Saved data entries
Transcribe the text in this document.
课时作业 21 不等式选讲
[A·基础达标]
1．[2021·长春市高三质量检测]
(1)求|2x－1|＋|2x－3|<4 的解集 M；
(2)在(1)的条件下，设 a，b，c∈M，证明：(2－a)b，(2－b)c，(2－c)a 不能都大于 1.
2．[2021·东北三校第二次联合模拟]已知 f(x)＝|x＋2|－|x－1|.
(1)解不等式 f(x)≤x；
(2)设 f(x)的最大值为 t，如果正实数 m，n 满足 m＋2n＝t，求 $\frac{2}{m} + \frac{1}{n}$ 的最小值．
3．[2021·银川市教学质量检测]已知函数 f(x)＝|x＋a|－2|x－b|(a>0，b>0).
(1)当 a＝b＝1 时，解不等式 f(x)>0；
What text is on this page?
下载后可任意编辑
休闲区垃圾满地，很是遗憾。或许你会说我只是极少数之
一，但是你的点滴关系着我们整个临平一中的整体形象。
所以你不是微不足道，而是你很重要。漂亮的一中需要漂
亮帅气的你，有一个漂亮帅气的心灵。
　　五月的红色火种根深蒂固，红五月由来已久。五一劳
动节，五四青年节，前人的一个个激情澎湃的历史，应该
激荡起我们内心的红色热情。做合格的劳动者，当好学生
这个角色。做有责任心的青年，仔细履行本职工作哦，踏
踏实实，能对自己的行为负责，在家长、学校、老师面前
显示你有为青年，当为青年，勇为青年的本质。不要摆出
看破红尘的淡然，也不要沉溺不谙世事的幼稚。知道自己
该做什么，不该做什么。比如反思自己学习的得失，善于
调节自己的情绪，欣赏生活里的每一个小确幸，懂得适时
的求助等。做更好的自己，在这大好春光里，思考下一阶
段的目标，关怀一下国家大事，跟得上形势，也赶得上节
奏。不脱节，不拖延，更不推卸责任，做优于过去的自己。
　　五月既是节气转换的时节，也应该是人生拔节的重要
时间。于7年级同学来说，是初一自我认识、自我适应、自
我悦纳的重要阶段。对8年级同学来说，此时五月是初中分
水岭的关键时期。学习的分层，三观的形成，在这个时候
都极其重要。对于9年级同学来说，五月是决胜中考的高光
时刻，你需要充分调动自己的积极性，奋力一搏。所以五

Task instructions ::
Give back exactly the lines from the one containing "What text is on this page?" to the end of the material, both ends included.

Problem solution ::
What text is on this page?
下载后可任意编辑
休闲区垃圾满地，很是遗憾。或许你会说我只是极少数之
一，但是你的点滴关系着我们整个临平一中的整体形象。
所以你不是微不足道，而是你很重要。漂亮的一中需要漂
亮帅气的你，有一个漂亮帅气的心灵。
　　五月的红色火种根深蒂固，红五月由来已久。五一劳
动节，五四青年节，前人的一个个激情澎湃的历史，应该
激荡起我们内心的红色热情。做合格的劳动者，当好学生
这个角色。做有责任心的青年，仔细履行本职工作哦，踏
踏实实，能对自己的行为负责，在家长、学校、老师面前
显示你有为青年，当为青年，勇为青年的本质。不要摆出
看破红尘的淡然，也不要沉溺不谙世事的幼稚。知道自己
该做什么，不该做什么。比如反思自己学习的得失，善于
调节自己的情绪，欣赏生活里的每一个小确幸，懂得适时
的求助等。做更好的自己，在这大好春光里，思考下一阶
段的目标，关怀一下国家大事，跟得上形势，也赶得上节
奏。不脱节，不拖延，更不推卸责任，做优于过去的自己。
　　五月既是节气转换的时节，也应该是人生拔节的重要
时间。于7年级同学来说，是初一自我认识、自我适应、自
我悦纳的重要阶段。对8年级同学来说，此时五月是初中分
水岭的关键时期。学习的分层，三观的形成，在这个时候
都极其重要。对于9年级同学来说，五月是决胜中考的高光
时刻，你需要充分调动自己的积极性，奋力一搏。所以五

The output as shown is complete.